▶ RECORDS SUPPLIED:

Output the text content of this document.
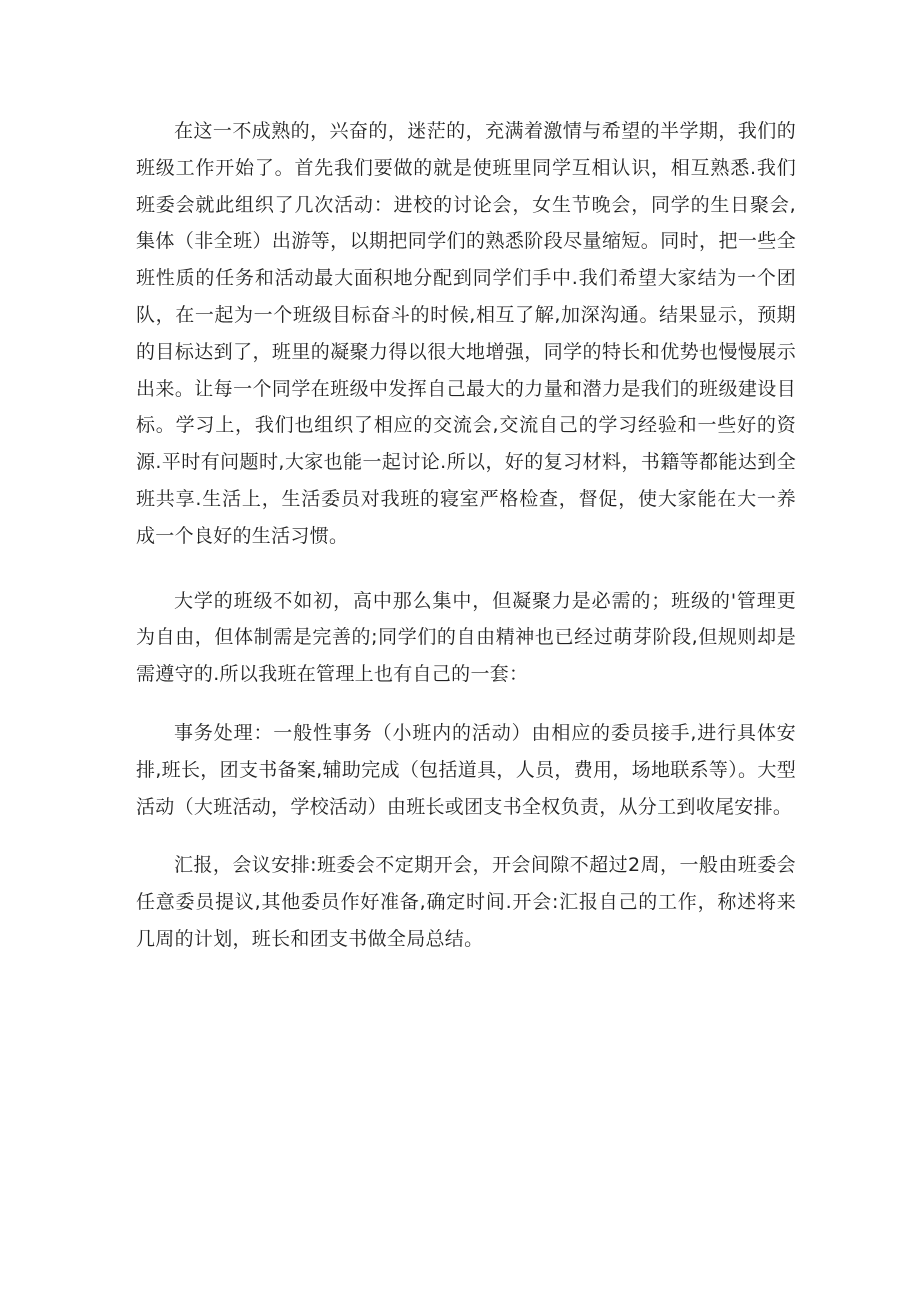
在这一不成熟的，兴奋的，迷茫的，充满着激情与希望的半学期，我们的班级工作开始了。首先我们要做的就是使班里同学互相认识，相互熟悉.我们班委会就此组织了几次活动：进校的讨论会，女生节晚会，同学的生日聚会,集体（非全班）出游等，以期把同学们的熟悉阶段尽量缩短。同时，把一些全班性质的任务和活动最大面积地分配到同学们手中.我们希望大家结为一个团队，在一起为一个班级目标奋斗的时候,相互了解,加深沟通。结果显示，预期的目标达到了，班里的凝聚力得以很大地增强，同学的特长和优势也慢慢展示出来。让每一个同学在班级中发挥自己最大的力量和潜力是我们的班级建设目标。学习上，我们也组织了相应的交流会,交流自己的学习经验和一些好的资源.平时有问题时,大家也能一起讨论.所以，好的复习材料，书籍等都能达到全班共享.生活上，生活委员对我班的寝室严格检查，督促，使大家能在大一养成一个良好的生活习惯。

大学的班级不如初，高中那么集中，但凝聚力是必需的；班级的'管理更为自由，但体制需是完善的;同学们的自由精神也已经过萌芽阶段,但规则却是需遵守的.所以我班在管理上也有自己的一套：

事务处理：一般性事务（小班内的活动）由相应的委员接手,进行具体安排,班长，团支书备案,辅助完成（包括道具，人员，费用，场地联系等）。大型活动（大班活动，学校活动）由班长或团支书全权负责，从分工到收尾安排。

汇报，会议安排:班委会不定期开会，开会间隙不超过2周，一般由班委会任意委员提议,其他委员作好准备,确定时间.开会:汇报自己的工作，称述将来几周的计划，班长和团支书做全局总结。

▶ EXERCISE GOAL:
Your job is to transcribe the entries above exactly; skip the pictures.

▶ ANSWER TO THE TASK:
Output the text content of this document.
在这一不成熟的，兴奋的，迷茫的，充满着激情与希望的半学期，我们的班级工作开始了。首先我们要做的就是使班里同学互相认识，相互熟悉.我们班委会就此组织了几次活动：进校的讨论会，女生节晚会，同学的生日聚会,集体（非全班）出游等，以期把同学们的熟悉阶段尽量缩短。同时，把一些全班性质的任务和活动最大面积地分配到同学们手中.我们希望大家结为一个团队，在一起为一个班级目标奋斗的时候,相互了解,加深沟通。结果显示，预期的目标达到了，班里的凝聚力得以很大地增强，同学的特长和优势也慢慢展示出来。让每一个同学在班级中发挥自己最大的力量和潜力是我们的班级建设目标。学习上，我们也组织了相应的交流会,交流自己的学习经验和一些好的资源.平时有问题时,大家也能一起讨论.所以，好的复习材料，书籍等都能达到全班共享.生活上，生活委员对我班的寝室严格检查，督促，使大家能在大一养成一个良好的生活习惯。

大学的班级不如初，高中那么集中，但凝聚力是必需的；班级的'管理更为自由，但体制需是完善的;同学们的自由精神也已经过萌芽阶段,但规则却是需遵守的.所以我班在管理上也有自己的一套：

事务处理：一般性事务（小班内的活动）由相应的委员接手,进行具体安排,班长，团支书备案,辅助完成（包括道具，人员，费用，场地联系等）。大型活动（大班活动，学校活动）由班长或团支书全权负责，从分工到收尾安排。

汇报，会议安排:班委会不定期开会，开会间隙不超过2周，一般由班委会任意委员提议,其他委员作好准备,确定时间.开会:汇报自己的工作，称述将来几周的计划，班长和团支书做全局总结。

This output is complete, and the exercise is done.